→ Short problem:
Repeat all entries exactly.

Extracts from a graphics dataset

— START —

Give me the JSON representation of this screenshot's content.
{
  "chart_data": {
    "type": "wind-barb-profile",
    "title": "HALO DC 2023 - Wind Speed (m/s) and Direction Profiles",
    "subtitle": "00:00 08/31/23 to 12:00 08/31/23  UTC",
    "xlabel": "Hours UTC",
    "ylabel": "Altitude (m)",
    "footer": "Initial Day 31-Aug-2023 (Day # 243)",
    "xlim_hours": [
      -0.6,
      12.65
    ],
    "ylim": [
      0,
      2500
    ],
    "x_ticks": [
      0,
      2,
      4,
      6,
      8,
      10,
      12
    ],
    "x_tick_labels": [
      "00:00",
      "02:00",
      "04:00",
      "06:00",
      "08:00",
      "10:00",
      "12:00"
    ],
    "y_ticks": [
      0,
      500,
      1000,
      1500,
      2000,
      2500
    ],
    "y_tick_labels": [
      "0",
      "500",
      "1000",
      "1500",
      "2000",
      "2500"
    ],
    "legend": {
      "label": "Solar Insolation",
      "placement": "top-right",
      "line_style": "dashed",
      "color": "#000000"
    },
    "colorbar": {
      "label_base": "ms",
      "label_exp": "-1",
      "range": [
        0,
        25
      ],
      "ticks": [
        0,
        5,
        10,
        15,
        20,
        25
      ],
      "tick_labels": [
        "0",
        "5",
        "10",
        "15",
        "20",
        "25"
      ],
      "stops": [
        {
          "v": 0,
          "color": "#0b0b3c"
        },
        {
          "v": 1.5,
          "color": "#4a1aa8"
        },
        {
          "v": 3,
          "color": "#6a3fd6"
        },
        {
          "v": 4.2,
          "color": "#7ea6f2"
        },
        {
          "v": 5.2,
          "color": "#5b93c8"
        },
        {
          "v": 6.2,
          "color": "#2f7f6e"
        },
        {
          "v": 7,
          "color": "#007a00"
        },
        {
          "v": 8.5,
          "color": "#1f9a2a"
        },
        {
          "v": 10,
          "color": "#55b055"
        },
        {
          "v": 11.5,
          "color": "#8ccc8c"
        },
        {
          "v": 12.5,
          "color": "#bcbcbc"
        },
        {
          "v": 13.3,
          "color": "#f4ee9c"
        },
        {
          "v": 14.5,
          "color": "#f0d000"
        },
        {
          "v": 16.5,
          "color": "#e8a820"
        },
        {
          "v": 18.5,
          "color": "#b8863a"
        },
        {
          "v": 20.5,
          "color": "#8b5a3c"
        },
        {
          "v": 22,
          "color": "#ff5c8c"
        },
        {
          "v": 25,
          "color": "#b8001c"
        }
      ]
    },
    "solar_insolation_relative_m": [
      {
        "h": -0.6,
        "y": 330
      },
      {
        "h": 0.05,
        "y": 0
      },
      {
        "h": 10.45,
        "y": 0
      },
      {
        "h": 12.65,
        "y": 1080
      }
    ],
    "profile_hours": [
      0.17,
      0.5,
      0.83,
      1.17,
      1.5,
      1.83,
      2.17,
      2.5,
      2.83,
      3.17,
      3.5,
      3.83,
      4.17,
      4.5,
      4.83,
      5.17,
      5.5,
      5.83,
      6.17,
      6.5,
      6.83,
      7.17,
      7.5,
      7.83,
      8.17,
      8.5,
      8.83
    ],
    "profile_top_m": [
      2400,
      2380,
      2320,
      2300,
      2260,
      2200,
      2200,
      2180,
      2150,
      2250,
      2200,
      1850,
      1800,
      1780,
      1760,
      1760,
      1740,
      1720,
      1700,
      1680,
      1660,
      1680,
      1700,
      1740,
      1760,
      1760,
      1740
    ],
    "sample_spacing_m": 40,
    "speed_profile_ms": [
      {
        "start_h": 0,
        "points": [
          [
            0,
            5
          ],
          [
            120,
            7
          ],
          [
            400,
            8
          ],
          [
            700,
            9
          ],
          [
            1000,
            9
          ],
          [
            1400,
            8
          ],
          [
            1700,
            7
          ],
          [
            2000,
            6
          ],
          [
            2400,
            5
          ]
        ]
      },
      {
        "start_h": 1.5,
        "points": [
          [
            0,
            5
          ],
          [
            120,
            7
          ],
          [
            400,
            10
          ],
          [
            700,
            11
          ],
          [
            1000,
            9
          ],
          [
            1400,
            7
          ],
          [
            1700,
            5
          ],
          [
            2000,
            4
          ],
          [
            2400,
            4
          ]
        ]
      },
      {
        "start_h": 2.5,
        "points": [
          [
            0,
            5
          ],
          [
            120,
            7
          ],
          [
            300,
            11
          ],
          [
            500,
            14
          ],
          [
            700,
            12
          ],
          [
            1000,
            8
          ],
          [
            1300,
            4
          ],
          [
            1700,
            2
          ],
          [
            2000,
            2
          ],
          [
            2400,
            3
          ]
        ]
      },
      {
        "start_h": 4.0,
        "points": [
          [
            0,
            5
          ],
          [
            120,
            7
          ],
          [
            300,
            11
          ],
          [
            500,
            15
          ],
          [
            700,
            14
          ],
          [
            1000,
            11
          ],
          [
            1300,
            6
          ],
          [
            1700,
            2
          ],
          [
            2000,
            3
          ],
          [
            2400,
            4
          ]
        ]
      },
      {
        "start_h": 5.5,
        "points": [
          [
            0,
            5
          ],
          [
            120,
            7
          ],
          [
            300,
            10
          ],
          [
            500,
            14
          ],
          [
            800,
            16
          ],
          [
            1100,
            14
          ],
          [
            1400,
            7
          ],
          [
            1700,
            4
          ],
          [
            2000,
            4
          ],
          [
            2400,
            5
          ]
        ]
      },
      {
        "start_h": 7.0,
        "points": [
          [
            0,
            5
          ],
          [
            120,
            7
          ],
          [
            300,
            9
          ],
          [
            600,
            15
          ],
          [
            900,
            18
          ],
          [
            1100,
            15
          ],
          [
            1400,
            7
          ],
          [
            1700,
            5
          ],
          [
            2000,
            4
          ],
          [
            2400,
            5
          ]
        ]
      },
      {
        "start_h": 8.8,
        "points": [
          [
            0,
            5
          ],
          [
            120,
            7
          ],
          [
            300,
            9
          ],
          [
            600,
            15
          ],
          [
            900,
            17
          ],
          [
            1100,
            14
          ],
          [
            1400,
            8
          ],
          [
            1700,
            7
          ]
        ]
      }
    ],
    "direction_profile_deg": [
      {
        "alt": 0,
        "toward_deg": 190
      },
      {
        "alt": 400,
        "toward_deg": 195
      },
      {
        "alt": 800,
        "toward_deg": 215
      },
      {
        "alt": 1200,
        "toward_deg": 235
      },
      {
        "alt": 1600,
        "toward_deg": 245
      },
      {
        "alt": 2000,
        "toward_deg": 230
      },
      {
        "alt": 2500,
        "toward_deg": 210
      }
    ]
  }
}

— END —

→ Solution for this exercise:
Give me the JSON representation of this screenshot's content.
{
  "chart_data": {
    "type": "wind-barb-profile",
    "title": "HALO DC 2023 - Wind Speed (m/s) and Direction Profiles",
    "subtitle": "00:00 08/31/23 to 12:00 08/31/23  UTC",
    "xlabel": "Hours UTC",
    "ylabel": "Altitude (m)",
    "footer": "Initial Day 31-Aug-2023 (Day # 243)",
    "xlim_hours": [
      -0.6,
      12.65
    ],
    "ylim": [
      0,
      2500
    ],
    "x_ticks": [
      0,
      2,
      4,
      6,
      8,
      10,
      12
    ],
    "x_tick_labels": [
      "00:00",
      "02:00",
      "04:00",
      "06:00",
      "08:00",
      "10:00",
      "12:00"
    ],
    "y_ticks": [
      0,
      500,
      1000,
      1500,
      2000,
      2500
    ],
    "y_tick_labels": [
      "0",
      "500",
      "1000",
      "1500",
      "2000",
      "2500"
    ],
    "legend": {
      "label": "Solar Insolation",
      "placement": "top-right",
      "line_style": "dashed",
      "color": "#000000"
    },
    "colorbar": {
      "label_base": "ms",
      "label_exp": "-1",
      "range": [
        0,
        25
      ],
      "ticks": [
        0,
        5,
        10,
        15,
        20,
        25
      ],
      "tick_labels": [
        "0",
        "5",
        "10",
        "15",
        "20",
        "25"
      ],
      "stops": [
        {
          "v": 0,
          "color": "#0b0b3c"
        },
        {
          "v": 1.5,
          "color": "#4a1aa8"
        },
        {
          "v": 3,
          "color": "#6a3fd6"
        },
        {
          "v": 4.2,
          "color": "#7ea6f2"
        },
        {
          "v": 5.2,
          "color": "#5b93c8"
        },
        {
          "v": 6.2,
          "color": "#2f7f6e"
        },
        {
          "v": 7,
          "color": "#007a00"
        },
        {
          "v": 8.5,
          "color": "#1f9a2a"
        },
        {
          "v": 10,
          "color": "#55b055"
        },
        {
          "v": 11.5,
          "color": "#8ccc8c"
        },
        {
          "v": 12.5,
          "color": "#bcbcbc"
        },
        {
          "v": 13.3,
          "color": "#f4ee9c"
        },
        {
          "v": 14.5,
          "color": "#f0d000"
        },
        {
          "v": 16.5,
          "color": "#e8a820"
        },
        {
          "v": 18.5,
          "color": "#b8863a"
        },
        {
          "v": 20.5,
          "color": "#8b5a3c"
        },
        {
          "v": 22,
          "color": "#ff5c8c"
        },
        {
          "v": 25,
          "color": "#b8001c"
        }
      ]
    },
    "solar_insolation_relative_m": [
      {
        "h": -0.6,
        "y": 330
      },
      {
        "h": 0.05,
        "y": 0
      },
      {
        "h": 10.45,
        "y": 0
      },
      {
        "h": 12.65,
        "y": 1080
      }
    ],
    "profile_hours": [
      0.17,
      0.5,
      0.83,
      1.17,
      1.5,
      1.83,
      2.17,
      2.5,
      2.83,
      3.17,
      3.5,
      3.83,
      4.17,
      4.5,
      4.83,
      5.17,
      5.5,
      5.83,
      6.17,
      6.5,
      6.83,
      7.17,
      7.5,
      7.83,
      8.17,
      8.5,
      8.83
    ],
    "profile_top_m": [
      2400,
      2380,
      2320,
      2300,
      2260,
      2200,
      2200,
      2180,
      2150,
      2250,
      2200,
      1850,
      1800,
      1780,
      1760,
      1760,
      1740,
      1720,
      1700,
      1680,
      1660,
      1680,
      1700,
      1740,
      1760,
      1760,
      1740
    ],
    "sample_spacing_m": 40,
    "speed_profile_ms": [
      {
        "start_h": 0,
        "points": [
          [
            0,
            5
          ],
          [
            120,
            7
          ],
          [
            400,
            8
          ],
          [
            700,
            9
          ],
          [
            1000,
            9
          ],
          [
            1400,
            8
          ],
          [
            1700,
            7
          ],
          [
            2000,
            6
          ],
          [
            2400,
            5
          ]
        ]
      },
      {
        "start_h": 1.5,
        "points": [
          [
            0,
            5
          ],
          [
            120,
            7
          ],
          [
            400,
            10
          ],
          [
            700,
            11
          ],
          [
            1000,
            9
          ],
          [
            1400,
            7
          ],
          [
            1700,
            5
          ],
          [
            2000,
            4
          ],
          [
            2400,
            4
          ]
        ]
      },
      {
        "start_h": 2.5,
        "points": [
          [
            0,
            5
          ],
          [
            120,
            7
          ],
          [
            300,
            11
          ],
          [
            500,
            14
          ],
          [
            700,
            12
          ],
          [
            1000,
            8
          ],
          [
            1300,
            4
          ],
          [
            1700,
            2
          ],
          [
            2000,
            2
          ],
          [
            2400,
            3
          ]
        ]
      },
      {
        "start_h": 4.0,
        "points": [
          [
            0,
            5
          ],
          [
            120,
            7
          ],
          [
            300,
            11
          ],
          [
            500,
            15
          ],
          [
            700,
            14
          ],
          [
            1000,
            11
          ],
          [
            1300,
            6
          ],
          [
            1700,
            2
          ],
          [
            2000,
            3
          ],
          [
            2400,
            4
          ]
        ]
      },
      {
        "start_h": 5.5,
        "points": [
          [
            0,
            5
          ],
          [
            120,
            7
          ],
          [
            300,
            10
          ],
          [
            500,
            14
          ],
          [
            800,
            16
          ],
          [
            1100,
            14
          ],
          [
            1400,
            7
          ],
          [
            1700,
            4
          ],
          [
            2000,
            4
          ],
          [
            2400,
            5
          ]
        ]
      },
      {
        "start_h": 7.0,
        "points": [
          [
            0,
            5
          ],
          [
            120,
            7
          ],
          [
            300,
            9
          ],
          [
            600,
            15
          ],
          [
            900,
            18
          ],
          [
            1100,
            15
          ],
          [
            1400,
            7
          ],
          [
            1700,
            5
          ],
          [
            2000,
            4
          ],
          [
            2400,
            5
          ]
        ]
      },
      {
        "start_h": 8.8,
        "points": [
          [
            0,
            5
          ],
          [
            120,
            7
          ],
          [
            300,
            9
          ],
          [
            600,
            15
          ],
          [
            900,
            17
          ],
          [
            1100,
            14
          ],
          [
            1400,
            8
          ],
          [
            1700,
            7
          ]
        ]
      }
    ],
    "direction_profile_deg": [
      {
        "alt": 0,
        "toward_deg": 190
      },
      {
        "alt": 400,
        "toward_deg": 195
      },
      {
        "alt": 800,
        "toward_deg": 215
      },
      {
        "alt": 1200,
        "toward_deg": 235
      },
      {
        "alt": 1600,
        "toward_deg": 245
      },
      {
        "alt": 2000,
        "toward_deg": 230
      },
      {
        "alt": 2500,
        "toward_deg": 210
      }
    ]
  }
}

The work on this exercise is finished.